____ Données sources

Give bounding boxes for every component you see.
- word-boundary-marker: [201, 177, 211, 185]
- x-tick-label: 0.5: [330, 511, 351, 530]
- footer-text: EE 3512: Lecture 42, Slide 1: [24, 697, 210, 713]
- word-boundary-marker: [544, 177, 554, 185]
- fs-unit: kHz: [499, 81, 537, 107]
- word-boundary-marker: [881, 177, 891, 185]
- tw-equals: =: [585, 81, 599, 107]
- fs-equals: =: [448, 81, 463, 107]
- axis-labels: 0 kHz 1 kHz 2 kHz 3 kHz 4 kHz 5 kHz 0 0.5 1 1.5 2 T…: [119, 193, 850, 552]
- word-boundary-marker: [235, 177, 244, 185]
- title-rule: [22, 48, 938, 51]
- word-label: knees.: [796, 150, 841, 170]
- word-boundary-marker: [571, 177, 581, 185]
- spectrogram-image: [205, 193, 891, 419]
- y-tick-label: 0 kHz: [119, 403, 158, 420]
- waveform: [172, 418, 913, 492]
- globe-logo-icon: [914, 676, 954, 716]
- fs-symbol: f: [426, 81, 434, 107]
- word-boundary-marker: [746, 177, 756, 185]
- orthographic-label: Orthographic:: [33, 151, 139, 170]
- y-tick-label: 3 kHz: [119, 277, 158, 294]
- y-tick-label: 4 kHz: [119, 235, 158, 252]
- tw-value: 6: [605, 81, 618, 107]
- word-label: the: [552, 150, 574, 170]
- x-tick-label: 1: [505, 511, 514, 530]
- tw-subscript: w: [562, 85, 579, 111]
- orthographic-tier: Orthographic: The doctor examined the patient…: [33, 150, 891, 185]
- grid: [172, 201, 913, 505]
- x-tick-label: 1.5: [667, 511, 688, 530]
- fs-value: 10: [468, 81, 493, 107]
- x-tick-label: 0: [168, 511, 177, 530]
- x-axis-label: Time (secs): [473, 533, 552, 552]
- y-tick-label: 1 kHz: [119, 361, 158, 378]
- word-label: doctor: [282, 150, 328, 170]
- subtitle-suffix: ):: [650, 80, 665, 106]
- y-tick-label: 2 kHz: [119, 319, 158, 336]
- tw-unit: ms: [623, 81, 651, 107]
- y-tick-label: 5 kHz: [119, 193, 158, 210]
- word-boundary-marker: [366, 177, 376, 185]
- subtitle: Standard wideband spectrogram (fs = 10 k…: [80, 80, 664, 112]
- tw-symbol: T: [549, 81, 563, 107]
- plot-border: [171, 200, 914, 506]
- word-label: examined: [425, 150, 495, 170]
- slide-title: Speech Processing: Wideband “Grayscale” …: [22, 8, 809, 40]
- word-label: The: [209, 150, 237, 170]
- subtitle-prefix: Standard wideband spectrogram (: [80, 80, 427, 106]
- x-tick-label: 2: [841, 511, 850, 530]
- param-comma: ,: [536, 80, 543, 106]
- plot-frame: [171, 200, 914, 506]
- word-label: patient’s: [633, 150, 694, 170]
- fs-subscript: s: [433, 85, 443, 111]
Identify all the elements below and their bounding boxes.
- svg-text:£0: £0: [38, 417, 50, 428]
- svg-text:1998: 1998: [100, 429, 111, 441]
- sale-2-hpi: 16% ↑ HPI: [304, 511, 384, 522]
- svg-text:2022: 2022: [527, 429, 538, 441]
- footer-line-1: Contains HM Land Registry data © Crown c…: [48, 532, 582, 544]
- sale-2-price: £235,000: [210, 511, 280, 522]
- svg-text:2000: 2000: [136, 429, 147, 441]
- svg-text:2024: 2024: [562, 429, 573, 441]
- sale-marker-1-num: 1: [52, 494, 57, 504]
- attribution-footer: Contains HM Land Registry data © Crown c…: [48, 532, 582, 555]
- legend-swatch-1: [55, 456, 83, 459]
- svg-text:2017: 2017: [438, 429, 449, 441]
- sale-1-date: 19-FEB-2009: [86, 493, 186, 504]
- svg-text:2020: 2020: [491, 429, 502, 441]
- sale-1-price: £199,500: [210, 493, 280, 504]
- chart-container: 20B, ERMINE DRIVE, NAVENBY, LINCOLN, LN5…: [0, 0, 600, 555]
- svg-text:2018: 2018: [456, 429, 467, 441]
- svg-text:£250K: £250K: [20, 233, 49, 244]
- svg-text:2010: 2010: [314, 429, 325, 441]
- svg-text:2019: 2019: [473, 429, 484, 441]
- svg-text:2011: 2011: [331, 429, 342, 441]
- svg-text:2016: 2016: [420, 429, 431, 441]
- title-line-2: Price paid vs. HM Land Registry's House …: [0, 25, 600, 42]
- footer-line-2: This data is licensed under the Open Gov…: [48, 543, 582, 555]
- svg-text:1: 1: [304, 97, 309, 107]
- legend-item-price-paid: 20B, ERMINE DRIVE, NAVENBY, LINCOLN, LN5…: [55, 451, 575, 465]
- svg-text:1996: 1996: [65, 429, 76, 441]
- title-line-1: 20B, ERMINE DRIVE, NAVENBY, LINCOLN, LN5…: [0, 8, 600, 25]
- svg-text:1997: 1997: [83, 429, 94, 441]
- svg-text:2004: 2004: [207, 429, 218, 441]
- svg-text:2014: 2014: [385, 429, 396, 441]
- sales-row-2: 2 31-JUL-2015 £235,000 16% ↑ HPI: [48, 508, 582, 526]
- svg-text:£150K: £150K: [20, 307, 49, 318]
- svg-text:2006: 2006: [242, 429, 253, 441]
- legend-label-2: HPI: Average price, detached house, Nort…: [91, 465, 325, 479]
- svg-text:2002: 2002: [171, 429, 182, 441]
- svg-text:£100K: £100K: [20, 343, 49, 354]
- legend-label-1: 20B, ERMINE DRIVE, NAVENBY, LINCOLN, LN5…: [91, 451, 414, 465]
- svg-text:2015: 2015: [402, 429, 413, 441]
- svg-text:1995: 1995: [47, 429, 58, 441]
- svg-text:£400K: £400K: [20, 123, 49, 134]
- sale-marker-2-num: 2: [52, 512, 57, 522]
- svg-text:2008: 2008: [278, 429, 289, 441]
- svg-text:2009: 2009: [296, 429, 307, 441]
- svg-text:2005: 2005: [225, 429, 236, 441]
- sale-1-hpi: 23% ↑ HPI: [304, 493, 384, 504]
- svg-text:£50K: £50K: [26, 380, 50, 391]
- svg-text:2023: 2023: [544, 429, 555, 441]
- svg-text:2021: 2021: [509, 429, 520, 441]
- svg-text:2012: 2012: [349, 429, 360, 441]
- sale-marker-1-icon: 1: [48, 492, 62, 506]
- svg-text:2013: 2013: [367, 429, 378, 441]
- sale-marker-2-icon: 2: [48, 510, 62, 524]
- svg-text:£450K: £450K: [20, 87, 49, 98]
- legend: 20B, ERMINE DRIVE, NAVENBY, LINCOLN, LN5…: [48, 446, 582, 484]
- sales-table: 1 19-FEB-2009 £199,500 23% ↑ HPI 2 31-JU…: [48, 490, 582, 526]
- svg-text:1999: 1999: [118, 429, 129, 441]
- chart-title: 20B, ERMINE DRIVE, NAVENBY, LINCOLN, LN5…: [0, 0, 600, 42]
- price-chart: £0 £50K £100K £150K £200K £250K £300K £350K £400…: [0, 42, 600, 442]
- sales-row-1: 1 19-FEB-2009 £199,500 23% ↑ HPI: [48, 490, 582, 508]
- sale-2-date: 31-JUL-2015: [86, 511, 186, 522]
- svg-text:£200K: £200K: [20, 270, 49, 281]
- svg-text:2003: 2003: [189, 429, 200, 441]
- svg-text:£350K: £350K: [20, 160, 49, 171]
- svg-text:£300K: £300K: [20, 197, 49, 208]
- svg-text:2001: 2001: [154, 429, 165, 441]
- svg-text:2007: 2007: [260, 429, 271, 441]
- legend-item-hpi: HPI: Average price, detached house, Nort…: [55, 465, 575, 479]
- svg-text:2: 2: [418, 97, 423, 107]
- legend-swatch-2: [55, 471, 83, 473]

________

Consigne → Mettez en liste numérotée les lignes situées entre le début des lignes et la ligne contenant « - fs-unit: kHz: [499, 81, 537, 107] », cette dernière incluse, en omettant les lignes vides.

Réponse attendue →
1. Give bounding boxes for every component you see.
2. - word-boundary-marker: [201, 177, 211, 185]
3. - x-tick-label: 0.5: [330, 511, 351, 530]
4. - footer-text: EE 3512: Lecture 42, Slide 1: [24, 697, 210, 713]
5. - word-boundary-marker: [544, 177, 554, 185]
6. - fs-unit: kHz: [499, 81, 537, 107]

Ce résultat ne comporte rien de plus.